INPUT RECORDS –
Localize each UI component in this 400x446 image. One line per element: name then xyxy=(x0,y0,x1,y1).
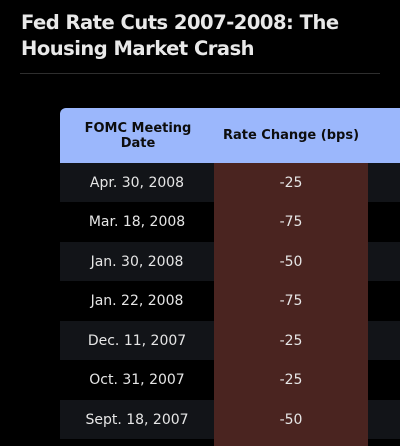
page-title: Fed Rate Cuts 2007-2008: The Housing Mar… xyxy=(21,11,339,60)
title-divider xyxy=(20,73,380,74)
table-row: Oct. 31, 2007 -25 xyxy=(60,360,400,400)
cell-meeting-date: Jan. 30, 2008 xyxy=(90,253,184,270)
cell-rate-change: -75 xyxy=(214,202,368,242)
cell-meeting-date: Sept. 18, 2007 xyxy=(85,411,189,428)
cell-rate-change: -25 xyxy=(214,163,368,202)
table-row: Sept. 18, 2007 -50 xyxy=(60,400,400,439)
cell-rate-change: -50 xyxy=(214,400,368,439)
cell-meeting-date: Jan. 22, 2008 xyxy=(90,293,184,309)
table-row: Jan. 22, 2008 -75 xyxy=(60,281,400,321)
cell-rate-change: -25 xyxy=(214,321,368,360)
header-meeting-date[interactable]: FOMC Meeting Date xyxy=(84,120,192,151)
cell-meeting-date: Apr. 30, 2008 xyxy=(89,174,185,191)
cell-meeting-date: Mar. 18, 2008 xyxy=(88,214,186,230)
cell-rate-change: -75 xyxy=(214,281,368,321)
cell-rate-change: -25 xyxy=(214,360,368,400)
table-row: Apr. 30, 2008 -25 xyxy=(60,163,400,202)
table-row: Mar. 18, 2008 -75 xyxy=(60,202,400,242)
cell-rate-change: -50 xyxy=(214,242,368,281)
rate-cuts-table: FOMC Meeting Date Rate Change (bps) Apr.… xyxy=(60,108,400,446)
header-rate-change[interactable]: Rate Change (bps) xyxy=(222,128,360,143)
cell-meeting-date: Oct. 31, 2007 xyxy=(89,372,185,388)
table-header: FOMC Meeting Date Rate Change (bps) xyxy=(60,108,400,163)
cell-meeting-date: Dec. 11, 2007 xyxy=(87,332,187,349)
table-row: Dec. 11, 2007 -25 xyxy=(60,321,400,360)
table-row: Jan. 30, 2008 -50 xyxy=(60,242,400,281)
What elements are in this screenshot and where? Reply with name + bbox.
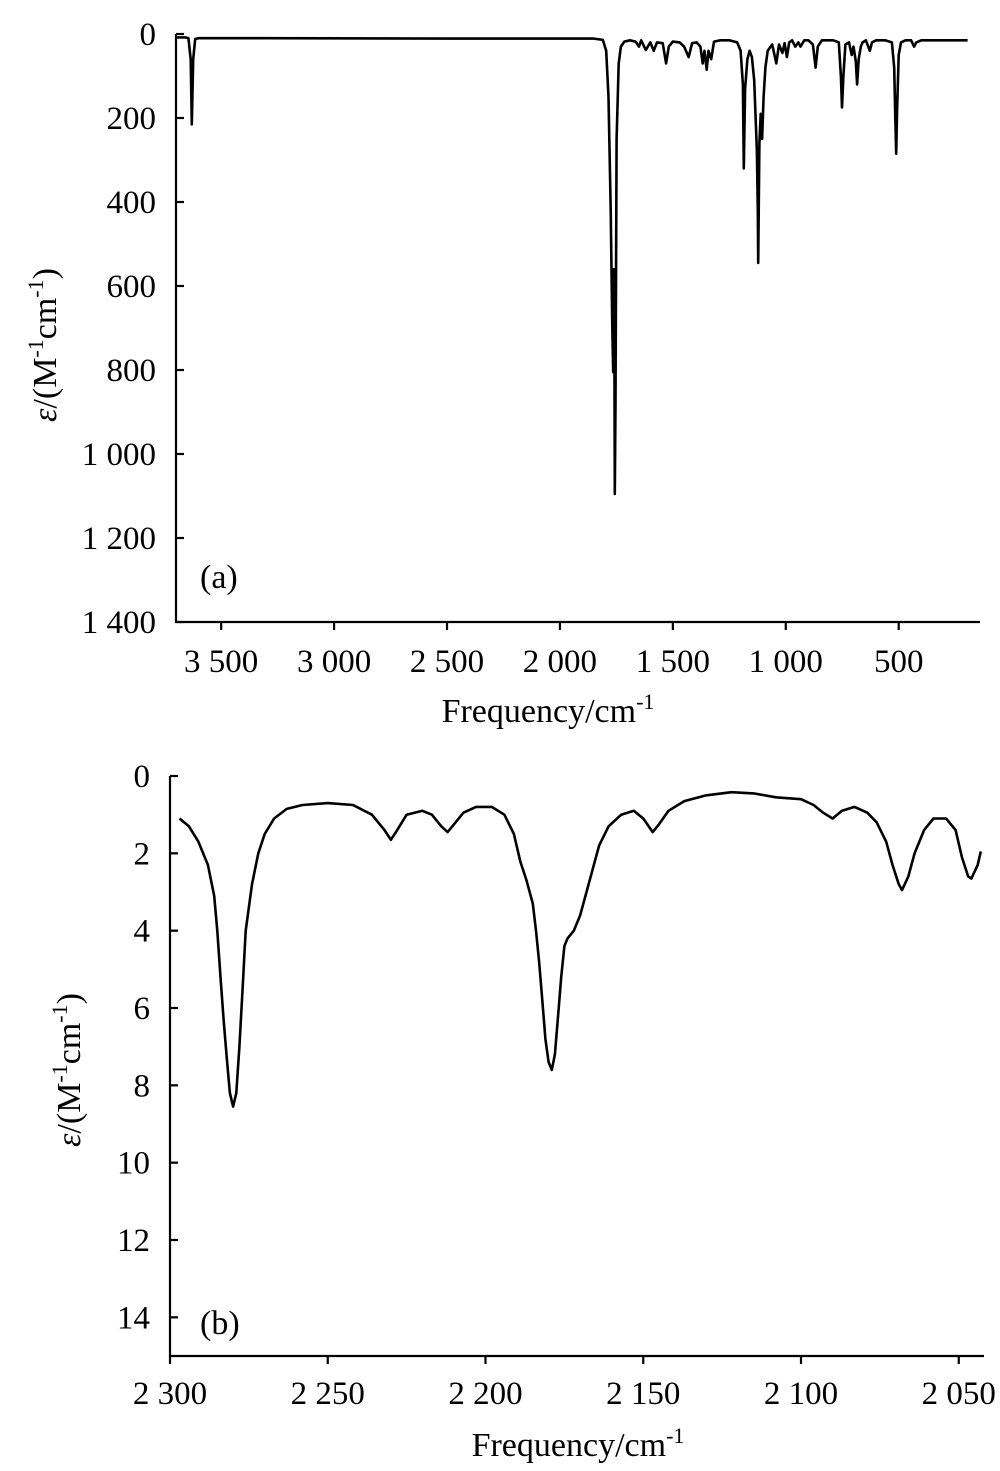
y-tick-label: 4 (134, 914, 151, 950)
y-tick-label: 8 (134, 1068, 151, 1104)
panel-b-axes (168, 776, 984, 1358)
y-tick-label: 2 (134, 836, 151, 872)
x-tick-label: 2 300 (133, 1376, 207, 1412)
x-tick-label: 2 150 (606, 1376, 680, 1412)
panel-a-x-ticks: 3 500 3 000 2 500 2 000 1 500 1 000 500 (184, 622, 923, 680)
y-tick-label: 14 (117, 1300, 150, 1336)
x-tick-label: 2 200 (448, 1376, 522, 1412)
panel-a-spectrum-line (177, 36, 968, 496)
y-tick-label: 1 200 (82, 521, 156, 557)
panel-b-label: (b) (200, 1305, 240, 1342)
panel-b-spectrum-line (178, 790, 983, 1108)
y-tick-label: 10 (117, 1146, 150, 1182)
y-tick-label: 600 (107, 269, 157, 305)
panel-b: 0 2 4 6 8 10 12 14 2 300 2 250 2 200 2 150 2 100 2 0… (47, 759, 996, 1464)
y-tick-label: 1 400 (82, 605, 156, 641)
panel-a: 0 200 400 600 800 1 000 1 200 1 400 3 500 3 000 2… (23, 17, 980, 730)
x-tick-label: 1 000 (749, 644, 823, 680)
panel-a-y-ticks: 0 200 400 600 800 1 000 1 200 1 400 (82, 17, 184, 641)
panel-a-axes (174, 34, 980, 624)
x-tick-label: 2 100 (764, 1376, 838, 1412)
panel-b-y-ticks: 0 2 4 6 8 10 12 14 (117, 759, 178, 1336)
panel-b-x-axis-label: Frequency/cm-1 (472, 1423, 685, 1464)
y-tick-label: 12 (117, 1223, 150, 1259)
x-tick-label: 1 500 (636, 644, 710, 680)
panel-a-label: (a) (200, 559, 238, 596)
panel-b-x-ticks: 2 300 2 250 2 200 2 150 2 100 2 050 (133, 1356, 996, 1412)
x-tick-label: 3 000 (297, 644, 371, 680)
y-tick-label: 6 (134, 991, 151, 1027)
panel-a-x-axis-label: Frequency/cm-1 (442, 689, 655, 730)
x-tick-label: 2 000 (523, 644, 597, 680)
x-tick-label: 3 500 (184, 644, 258, 680)
x-tick-label: 2 500 (410, 644, 484, 680)
x-tick-label: 2 250 (291, 1376, 365, 1412)
y-tick-label: 800 (107, 353, 157, 389)
y-tick-label: 0 (134, 759, 151, 795)
x-tick-label: 2 050 (922, 1376, 996, 1412)
y-tick-label: 0 (140, 17, 157, 53)
panel-b-y-axis-label: ε/(M-1cm-1) (47, 993, 88, 1147)
y-tick-label: 1 000 (82, 437, 156, 473)
panel-a-y-axis-label: ε/(M-1cm-1) (23, 268, 64, 422)
y-tick-label: 400 (107, 185, 157, 221)
y-tick-label: 200 (107, 101, 157, 137)
x-tick-label: 500 (874, 644, 924, 680)
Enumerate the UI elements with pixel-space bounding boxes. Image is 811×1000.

GOAL OF THE EXERCISE – Rewrite the data above, replacing every "Frequency/cm-1" with "Wavenumber/cm-1" and changing nothing else. Leave the pictures out.

RESULT FOR THIS EXERCISE –
Localize each UI component in this 400x446 image. One line per element: name then xyxy=(x0,y0,x1,y1).
page-title: Fed Rate Cuts 2007-2008: The Housing Mar… xyxy=(21,11,339,60)
title-divider xyxy=(20,73,380,74)
table-row: Oct. 31, 2007 -25 xyxy=(60,360,400,400)
cell-meeting-date: Jan. 30, 2008 xyxy=(90,253,184,270)
cell-rate-change: -75 xyxy=(214,202,368,242)
cell-meeting-date: Sept. 18, 2007 xyxy=(85,411,189,428)
cell-rate-change: -25 xyxy=(214,163,368,202)
table-row: Sept. 18, 2007 -50 xyxy=(60,400,400,439)
cell-rate-change: -50 xyxy=(214,400,368,439)
cell-meeting-date: Jan. 22, 2008 xyxy=(90,293,184,309)
table-row: Jan. 22, 2008 -75 xyxy=(60,281,400,321)
cell-rate-change: -25 xyxy=(214,321,368,360)
header-meeting-date[interactable]: FOMC Meeting Date xyxy=(84,120,192,151)
cell-meeting-date: Apr. 30, 2008 xyxy=(89,174,185,191)
cell-meeting-date: Mar. 18, 2008 xyxy=(88,214,186,230)
cell-rate-change: -75 xyxy=(214,281,368,321)
cell-rate-change: -25 xyxy=(214,360,368,400)
table-row: Apr. 30, 2008 -25 xyxy=(60,163,400,202)
table-row: Mar. 18, 2008 -75 xyxy=(60,202,400,242)
cell-rate-change: -50 xyxy=(214,242,368,281)
rate-cuts-table: FOMC Meeting Date Rate Change (bps) Apr.… xyxy=(60,108,400,446)
header-rate-change[interactable]: Rate Change (bps) xyxy=(222,128,360,143)
cell-meeting-date: Oct. 31, 2007 xyxy=(89,372,185,388)
table-header: FOMC Meeting Date Rate Change (bps) xyxy=(60,108,400,163)
cell-meeting-date: Dec. 11, 2007 xyxy=(87,332,187,349)
table-row: Dec. 11, 2007 -25 xyxy=(60,321,400,360)
table-row: Jan. 30, 2008 -50 xyxy=(60,242,400,281)
What elements are in this screenshot and where? Reply with name + bbox.
y-tick-label: 4 (134, 914, 151, 950)
y-tick-label: 8 (134, 1068, 151, 1104)
panel-b-axes (168, 776, 984, 1358)
y-tick-label: 2 (134, 836, 151, 872)
x-tick-label: 2 300 (133, 1376, 207, 1412)
x-tick-label: 2 150 (606, 1376, 680, 1412)
panel-a-x-ticks: 3 500 3 000 2 500 2 000 1 500 1 000 500 (184, 622, 923, 680)
y-tick-label: 14 (117, 1300, 150, 1336)
x-tick-label: 2 200 (448, 1376, 522, 1412)
panel-a-spectrum-line (177, 36, 968, 496)
y-tick-label: 1 200 (82, 521, 156, 557)
panel-b-label: (b) (200, 1305, 240, 1342)
panel-b-spectrum-line (178, 790, 983, 1108)
y-tick-label: 10 (117, 1146, 150, 1182)
y-tick-label: 600 (107, 269, 157, 305)
panel-b: 0 2 4 6 8 10 12 14 2 300 2 250 2 200 2 150 2 100 2 0… (47, 759, 996, 1464)
y-tick-label: 1 400 (82, 605, 156, 641)
panel-a: 0 200 400 600 800 1 000 1 200 1 400 3 500 3 000 2… (23, 17, 980, 730)
x-tick-label: 1 000 (749, 644, 823, 680)
panel-a-y-ticks: 0 200 400 600 800 1 000 1 200 1 400 (82, 17, 184, 641)
panel-a-axes (174, 34, 980, 624)
x-tick-label: 2 100 (764, 1376, 838, 1412)
panel-b-y-ticks: 0 2 4 6 8 10 12 14 (117, 759, 178, 1336)
panel-b-x-axis-label: Wavenumber/cm-1 (472, 1423, 685, 1464)
y-tick-label: 12 (117, 1223, 150, 1259)
x-tick-label: 1 500 (636, 644, 710, 680)
panel-a-label: (a) (200, 559, 238, 596)
panel-b-x-ticks: 2 300 2 250 2 200 2 150 2 100 2 050 (133, 1356, 996, 1412)
x-tick-label: 3 000 (297, 644, 371, 680)
y-tick-label: 6 (134, 991, 151, 1027)
panel-a-x-axis-label: Wavenumber/cm-1 (442, 689, 655, 730)
x-tick-label: 2 000 (523, 644, 597, 680)
x-tick-label: 3 500 (184, 644, 258, 680)
x-tick-label: 2 500 (410, 644, 484, 680)
x-tick-label: 2 250 (291, 1376, 365, 1412)
y-tick-label: 800 (107, 353, 157, 389)
y-tick-label: 0 (134, 759, 151, 795)
x-tick-label: 2 050 (922, 1376, 996, 1412)
y-tick-label: 0 (140, 17, 157, 53)
panel-b-y-axis-label: ε/(M-1cm-1) (47, 993, 88, 1147)
y-tick-label: 1 000 (82, 437, 156, 473)
panel-a-y-axis-label: ε/(M-1cm-1) (23, 268, 64, 422)
y-tick-label: 400 (107, 185, 157, 221)
y-tick-label: 200 (107, 101, 157, 137)
x-tick-label: 500 (874, 644, 924, 680)
Enumerate the UI elements with pixel-space bounding boxes. Image is 811×1000.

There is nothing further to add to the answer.